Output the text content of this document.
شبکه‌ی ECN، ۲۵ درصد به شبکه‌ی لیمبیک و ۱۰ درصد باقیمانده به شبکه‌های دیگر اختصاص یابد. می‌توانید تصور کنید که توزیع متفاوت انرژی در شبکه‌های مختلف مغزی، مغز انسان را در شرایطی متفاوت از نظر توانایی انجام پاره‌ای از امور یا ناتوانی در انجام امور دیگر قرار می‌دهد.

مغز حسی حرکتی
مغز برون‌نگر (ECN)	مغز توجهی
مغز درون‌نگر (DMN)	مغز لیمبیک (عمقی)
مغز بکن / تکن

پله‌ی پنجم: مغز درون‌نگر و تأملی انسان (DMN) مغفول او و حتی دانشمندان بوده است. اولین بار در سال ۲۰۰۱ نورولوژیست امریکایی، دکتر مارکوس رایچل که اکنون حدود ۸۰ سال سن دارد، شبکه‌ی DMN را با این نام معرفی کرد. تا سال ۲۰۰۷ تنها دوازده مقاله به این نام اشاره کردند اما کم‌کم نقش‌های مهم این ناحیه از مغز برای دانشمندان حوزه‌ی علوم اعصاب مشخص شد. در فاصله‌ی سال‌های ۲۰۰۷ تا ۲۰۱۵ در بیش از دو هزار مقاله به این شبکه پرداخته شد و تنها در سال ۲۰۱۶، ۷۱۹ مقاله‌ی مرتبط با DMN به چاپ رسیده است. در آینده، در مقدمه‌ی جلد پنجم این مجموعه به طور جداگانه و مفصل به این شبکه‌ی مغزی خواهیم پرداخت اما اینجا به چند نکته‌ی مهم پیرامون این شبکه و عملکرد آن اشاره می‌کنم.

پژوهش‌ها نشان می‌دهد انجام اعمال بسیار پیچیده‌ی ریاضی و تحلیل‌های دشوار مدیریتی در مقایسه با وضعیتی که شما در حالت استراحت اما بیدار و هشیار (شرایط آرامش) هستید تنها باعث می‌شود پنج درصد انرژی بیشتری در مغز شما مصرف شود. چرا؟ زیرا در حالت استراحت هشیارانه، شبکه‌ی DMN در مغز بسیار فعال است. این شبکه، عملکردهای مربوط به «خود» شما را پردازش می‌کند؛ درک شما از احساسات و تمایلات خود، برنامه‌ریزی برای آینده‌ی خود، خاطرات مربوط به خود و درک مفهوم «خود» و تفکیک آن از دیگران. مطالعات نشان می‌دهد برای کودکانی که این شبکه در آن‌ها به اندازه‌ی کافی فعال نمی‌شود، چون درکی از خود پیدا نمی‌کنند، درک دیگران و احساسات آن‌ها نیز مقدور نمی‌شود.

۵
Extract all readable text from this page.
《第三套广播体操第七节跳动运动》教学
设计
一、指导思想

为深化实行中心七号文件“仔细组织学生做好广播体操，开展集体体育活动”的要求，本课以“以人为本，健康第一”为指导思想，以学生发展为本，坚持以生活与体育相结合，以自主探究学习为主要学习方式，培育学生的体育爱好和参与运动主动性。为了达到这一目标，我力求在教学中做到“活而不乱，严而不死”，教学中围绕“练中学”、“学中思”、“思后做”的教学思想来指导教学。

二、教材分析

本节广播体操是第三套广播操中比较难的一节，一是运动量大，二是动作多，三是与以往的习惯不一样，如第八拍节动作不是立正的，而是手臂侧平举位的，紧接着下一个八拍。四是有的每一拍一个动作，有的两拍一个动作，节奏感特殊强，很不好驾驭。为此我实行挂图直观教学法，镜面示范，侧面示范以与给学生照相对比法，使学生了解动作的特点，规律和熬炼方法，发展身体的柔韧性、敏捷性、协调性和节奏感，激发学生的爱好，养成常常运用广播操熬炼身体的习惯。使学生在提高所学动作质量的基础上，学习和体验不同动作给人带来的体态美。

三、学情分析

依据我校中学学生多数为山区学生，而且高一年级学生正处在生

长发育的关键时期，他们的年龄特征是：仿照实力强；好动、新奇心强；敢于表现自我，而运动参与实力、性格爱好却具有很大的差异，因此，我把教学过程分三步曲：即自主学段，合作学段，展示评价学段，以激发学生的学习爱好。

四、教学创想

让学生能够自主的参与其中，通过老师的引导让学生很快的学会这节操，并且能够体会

[Goal]:
Give the records above again, word for word.

[Output for this task]:
Output the text content of this document.
شبکه‌ی ECN، ۲۵ درصد به شبکه‌ی لیمبیک و ۱۰ درصد باقیمانده به شبکه‌های دیگر اختصاص یابد. می‌توانید تصور کنید که توزیع متفاوت انرژی در شبکه‌های مختلف مغزی، مغز انسان را در شرایطی متفاوت از نظر توانایی انجام پاره‌ای از امور یا ناتوانی در انجام امور دیگر قرار می‌دهد.

مغز حسی حرکتی
مغز برون‌نگر (ECN)	مغز توجهی
مغز درون‌نگر (DMN)	مغز لیمبیک (عمقی)
مغز بکن / تکن

پله‌ی پنجم: مغز درون‌نگر و تأملی انسان (DMN) مغفول او و حتی دانشمندان بوده است. اولین بار در سال ۲۰۰۱ نورولوژیست امریکایی، دکتر مارکوس رایچل که اکنون حدود ۸۰ سال سن دارد، شبکه‌ی DMN را با این نام معرفی کرد. تا سال ۲۰۰۷ تنها دوازده مقاله به این نام اشاره کردند اما کم‌کم نقش‌های مهم این ناحیه از مغز برای دانشمندان حوزه‌ی علوم اعصاب مشخص شد. در فاصله‌ی سال‌های ۲۰۰۷ تا ۲۰۱۵ در بیش از دو هزار مقاله به این شبکه پرداخته شد و تنها در سال ۲۰۱۶، ۷۱۹ مقاله‌ی مرتبط با DMN به چاپ رسیده است. در آینده، در مقدمه‌ی جلد پنجم این مجموعه به طور جداگانه و مفصل به این شبکه‌ی مغزی خواهیم پرداخت اما اینجا به چند نکته‌ی مهم پیرامون این شبکه و عملکرد آن اشاره می‌کنم.

پژوهش‌ها نشان می‌دهد انجام اعمال بسیار پیچیده‌ی ریاضی و تحلیل‌های دشوار مدیریتی در مقایسه با وضعیتی که شما در حالت استراحت اما بیدار و هشیار (شرایط آرامش) هستید تنها باعث می‌شود پنج درصد انرژی بیشتری در مغز شما مصرف شود. چرا؟ زیرا در حالت استراحت هشیارانه، شبکه‌ی DMN در مغز بسیار فعال است. این شبکه، عملکردهای مربوط به «خود» شما را پردازش می‌کند؛ درک شما از احساسات و تمایلات خود، برنامه‌ریزی برای آینده‌ی خود، خاطرات مربوط به خود و درک مفهوم «خود» و تفکیک آن از دیگران. مطالعات نشان می‌دهد برای کودکانی که این شبکه در آن‌ها به اندازه‌ی کافی فعال نمی‌شود، چون درکی از خود پیدا نمی‌کنند، درک دیگران و احساسات آن‌ها نیز مقدور نمی‌شود.

۵
Extract all readable text from this page.
《第三套广播体操第七节跳动运动》教学
设计
一、指导思想

为深化实行中心七号文件“仔细组织学生做好广播体操，开展集体体育活动”的要求，本课以“以人为本，健康第一”为指导思想，以学生发展为本，坚持以生活与体育相结合，以自主探究学习为主要学习方式，培育学生的体育爱好和参与运动主动性。为了达到这一目标，我力求在教学中做到“活而不乱，严而不死”，教学中围绕“练中学”、“学中思”、“思后做”的教学思想来指导教学。

二、教材分析

本节广播体操是第三套广播操中比较难的一节，一是运动量大，二是动作多，三是与以往的习惯不一样，如第八拍节动作不是立正的，而是手臂侧平举位的，紧接着下一个八拍。四是有的每一拍一个动作，有的两拍一个动作，节奏感特殊强，很不好驾驭。为此我实行挂图直观教学法，镜面示范，侧面示范以与给学生照相对比法，使学生了解动作的特点，规律和熬炼方法，发展身体的柔韧性、敏捷性、协调性和节奏感，激发学生的爱好，养成常常运用广播操熬炼身体的习惯。使学生在提高所学动作质量的基础上，学习和体验不同动作给人带来的体态美。

三、学情分析

依据我校中学学生多数为山区学生，而且高一年级学生正处在生

长发育的关键时期，他们的年龄特征是：仿照实力强；好动、新奇心强；敢于表现自我，而运动参与实力、性格爱好却具有很大的差异，因此，我把教学过程分三步曲：即自主学段，合作学段，展示评价学段，以激发学生的学习爱好。

四、教学创想

让学生能够自主的参与其中，通过老师的引导让学生很快的学会这节操，并且能够体会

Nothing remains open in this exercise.